### Exercise prompt
Find the lines holding the word "amount" and collect them.
————————
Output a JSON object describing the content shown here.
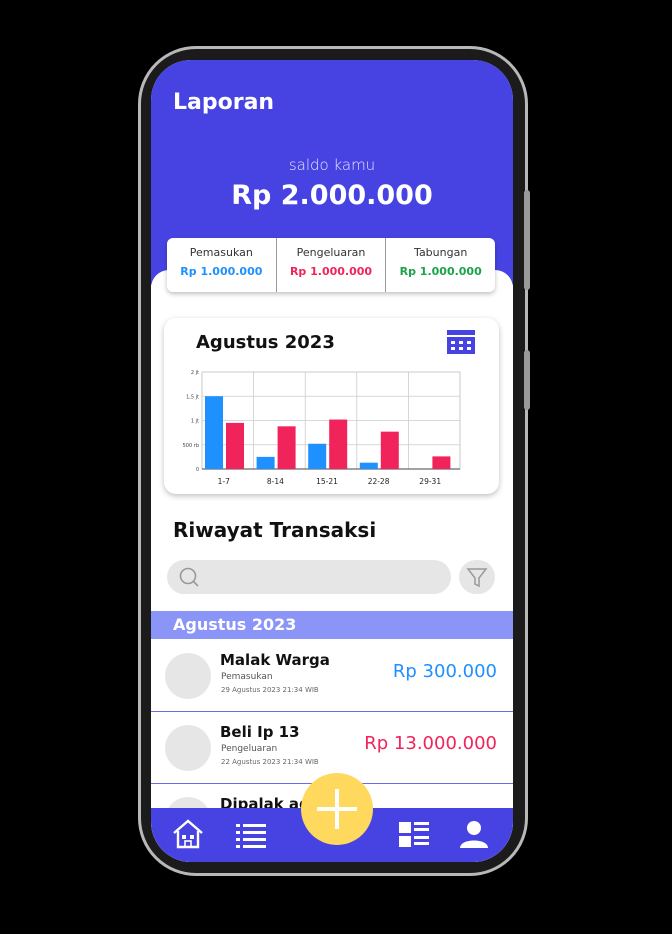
{
  "header": {
    "title": "Laporan",
    "saldo_label": "saldo kamu",
    "saldo_value": "Rp 2.000.000"
  },
  "summary": [
    {
      "label": "Pemasukan",
      "value": "Rp 1.000.000",
      "color": "#1e90ff"
    },
    {
      "label": "Pengeluaran",
      "value": "Rp 1.000.000",
      "color": "#f0245a"
    },
    {
      "label": "Tabungan",
      "value": "Rp 1.000.000",
      "color": "#1aa34a"
    }
  ],
  "report_card": {
    "month": "Agustus 2023",
    "icon": "calendar-icon"
  },
  "chart_data": {
    "type": "bar",
    "categories": [
      "1-7",
      "8-14",
      "15-21",
      "22-28",
      "29-31"
    ],
    "ytick_labels": [
      "0",
      "500 rb",
      "1 jt",
      "1,5 jt",
      "2 jt"
    ],
    "ylim": [
      0,
      2000000
    ],
    "grid": true,
    "series": [
      {
        "values": [
          1500000,
          250000,
          520000,
          130000,
          0
        ],
        "color": "#1e90ff"
      },
      {
        "values": [
          950000,
          880000,
          1020000,
          770000,
          260000
        ],
        "color": "#f0245a"
      }
    ]
  },
  "history": {
    "title": "Riwayat Transaksi",
    "search_placeholder": "",
    "month_header": "Agustus 2023",
    "transactions": [
      {
        "name": "Malak Warga",
        "type": "Pemasukan",
        "date": "29 Agustus 2023 21:34 WIB",
        "amount": "Rp 300.000",
        "color": "#1e90ff"
      },
      {
        "name": "Beli Ip 13",
        "type": "Pengeluaran",
        "date": "22 Agustus 2023 21:34 WIB",
        "amount": "Rp 13.000.000",
        "color": "#f0245a"
      },
      {
        "name": "Dipalak ag",
        "type": "",
        "date": "",
        "amount": "",
        "color": "#111111"
      }
    ]
  },
  "nav": {
    "items": [
      "home-icon",
      "list-icon",
      "add-icon",
      "report-icon",
      "profile-icon"
    ],
    "accent": "#4743e3",
    "fab_color": "#ffd95e"
  }
}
————————
### Completed exercise
        "amount": "Rp 300.000",
        "amount": "Rp 13.000.000",
        "amount": "",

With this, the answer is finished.